_What you are asked to do:_
Set down, without alteration, the lines from the one that contains "What does this" through the final line of the material below.
==========
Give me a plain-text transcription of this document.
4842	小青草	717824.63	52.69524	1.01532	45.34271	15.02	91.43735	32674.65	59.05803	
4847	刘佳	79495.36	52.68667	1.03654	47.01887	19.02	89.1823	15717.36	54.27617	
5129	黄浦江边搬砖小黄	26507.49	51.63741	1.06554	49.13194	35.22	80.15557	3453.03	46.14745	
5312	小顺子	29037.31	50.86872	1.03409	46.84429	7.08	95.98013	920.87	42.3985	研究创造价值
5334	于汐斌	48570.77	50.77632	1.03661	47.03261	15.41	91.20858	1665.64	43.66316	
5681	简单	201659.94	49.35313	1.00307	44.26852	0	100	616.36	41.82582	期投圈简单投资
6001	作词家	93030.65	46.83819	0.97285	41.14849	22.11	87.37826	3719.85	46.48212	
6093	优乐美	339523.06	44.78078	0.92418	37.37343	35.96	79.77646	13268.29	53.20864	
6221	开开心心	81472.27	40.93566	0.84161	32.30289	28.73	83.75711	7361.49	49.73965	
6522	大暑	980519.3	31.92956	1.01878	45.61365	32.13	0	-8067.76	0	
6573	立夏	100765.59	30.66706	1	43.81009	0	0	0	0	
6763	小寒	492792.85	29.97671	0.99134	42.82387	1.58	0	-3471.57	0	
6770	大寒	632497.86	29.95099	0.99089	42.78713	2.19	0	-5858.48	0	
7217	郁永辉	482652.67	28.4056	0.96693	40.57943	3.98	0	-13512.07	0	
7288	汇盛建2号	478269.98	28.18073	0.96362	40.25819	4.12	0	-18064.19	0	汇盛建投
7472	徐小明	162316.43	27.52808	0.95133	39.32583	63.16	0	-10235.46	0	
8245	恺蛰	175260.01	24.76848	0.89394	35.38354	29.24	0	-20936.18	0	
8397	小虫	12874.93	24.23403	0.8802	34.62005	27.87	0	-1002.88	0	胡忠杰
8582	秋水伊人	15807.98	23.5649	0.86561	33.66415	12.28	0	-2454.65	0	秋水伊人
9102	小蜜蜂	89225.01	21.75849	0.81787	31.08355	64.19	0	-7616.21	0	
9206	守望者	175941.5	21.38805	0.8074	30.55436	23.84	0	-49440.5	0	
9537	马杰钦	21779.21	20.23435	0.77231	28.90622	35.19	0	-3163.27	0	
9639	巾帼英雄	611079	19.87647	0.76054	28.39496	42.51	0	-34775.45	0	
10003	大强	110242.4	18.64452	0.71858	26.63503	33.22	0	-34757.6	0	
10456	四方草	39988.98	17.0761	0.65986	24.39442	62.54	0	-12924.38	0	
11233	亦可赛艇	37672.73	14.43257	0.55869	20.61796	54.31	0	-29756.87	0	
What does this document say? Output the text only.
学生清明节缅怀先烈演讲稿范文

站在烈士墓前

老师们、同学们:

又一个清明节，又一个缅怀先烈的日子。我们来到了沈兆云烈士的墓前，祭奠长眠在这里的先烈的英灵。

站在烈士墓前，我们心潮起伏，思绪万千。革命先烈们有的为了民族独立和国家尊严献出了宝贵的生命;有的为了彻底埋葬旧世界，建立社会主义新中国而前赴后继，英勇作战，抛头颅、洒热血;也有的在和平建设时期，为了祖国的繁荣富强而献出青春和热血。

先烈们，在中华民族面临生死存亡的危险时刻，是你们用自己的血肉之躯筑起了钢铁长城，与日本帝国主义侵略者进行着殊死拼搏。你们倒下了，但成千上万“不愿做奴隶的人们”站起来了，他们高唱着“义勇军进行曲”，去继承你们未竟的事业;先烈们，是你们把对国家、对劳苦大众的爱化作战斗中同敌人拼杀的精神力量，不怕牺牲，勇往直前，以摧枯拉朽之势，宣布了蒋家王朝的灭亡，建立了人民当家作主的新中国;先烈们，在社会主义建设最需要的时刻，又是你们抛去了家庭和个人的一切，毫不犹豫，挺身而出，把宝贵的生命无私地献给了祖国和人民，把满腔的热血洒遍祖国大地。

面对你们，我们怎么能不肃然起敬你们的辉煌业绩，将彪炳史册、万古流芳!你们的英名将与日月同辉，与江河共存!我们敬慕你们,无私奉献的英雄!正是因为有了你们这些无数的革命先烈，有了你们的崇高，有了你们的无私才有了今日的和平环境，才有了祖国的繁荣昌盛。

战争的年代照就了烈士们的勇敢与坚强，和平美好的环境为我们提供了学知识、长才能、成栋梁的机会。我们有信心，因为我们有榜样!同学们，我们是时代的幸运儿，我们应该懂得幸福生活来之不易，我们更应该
==========
_Worked answer:_
What does this document say? Output the text only.
学生清明节缅怀先烈演讲稿范文

站在烈士墓前

老师们、同学们:

又一个清明节，又一个缅怀先烈的日子。我们来到了沈兆云烈士的墓前，祭奠长眠在这里的先烈的英灵。

站在烈士墓前，我们心潮起伏，思绪万千。革命先烈们有的为了民族独立和国家尊严献出了宝贵的生命;有的为了彻底埋葬旧世界，建立社会主义新中国而前赴后继，英勇作战，抛头颅、洒热血;也有的在和平建设时期，为了祖国的繁荣富强而献出青春和热血。

先烈们，在中华民族面临生死存亡的危险时刻，是你们用自己的血肉之躯筑起了钢铁长城，与日本帝国主义侵略者进行着殊死拼搏。你们倒下了，但成千上万“不愿做奴隶的人们”站起来了，他们高唱着“义勇军进行曲”，去继承你们未竟的事业;先烈们，是你们把对国家、对劳苦大众的爱化作战斗中同敌人拼杀的精神力量，不怕牺牲，勇往直前，以摧枯拉朽之势，宣布了蒋家王朝的灭亡，建立了人民当家作主的新中国;先烈们，在社会主义建设最需要的时刻，又是你们抛去了家庭和个人的一切，毫不犹豫，挺身而出，把宝贵的生命无私地献给了祖国和人民，把满腔的热血洒遍祖国大地。

面对你们，我们怎么能不肃然起敬你们的辉煌业绩，将彪炳史册、万古流芳!你们的英名将与日月同辉，与江河共存!我们敬慕你们,无私奉献的英雄!正是因为有了你们这些无数的革命先烈，有了你们的崇高，有了你们的无私才有了今日的和平环境，才有了祖国的繁荣昌盛。

战争的年代照就了烈士们的勇敢与坚强，和平美好的环境为我们提供了学知识、长才能、成栋梁的机会。我们有信心，因为我们有榜样!同学们，我们是时代的幸运儿，我们应该懂得幸福生活来之不易，我们更应该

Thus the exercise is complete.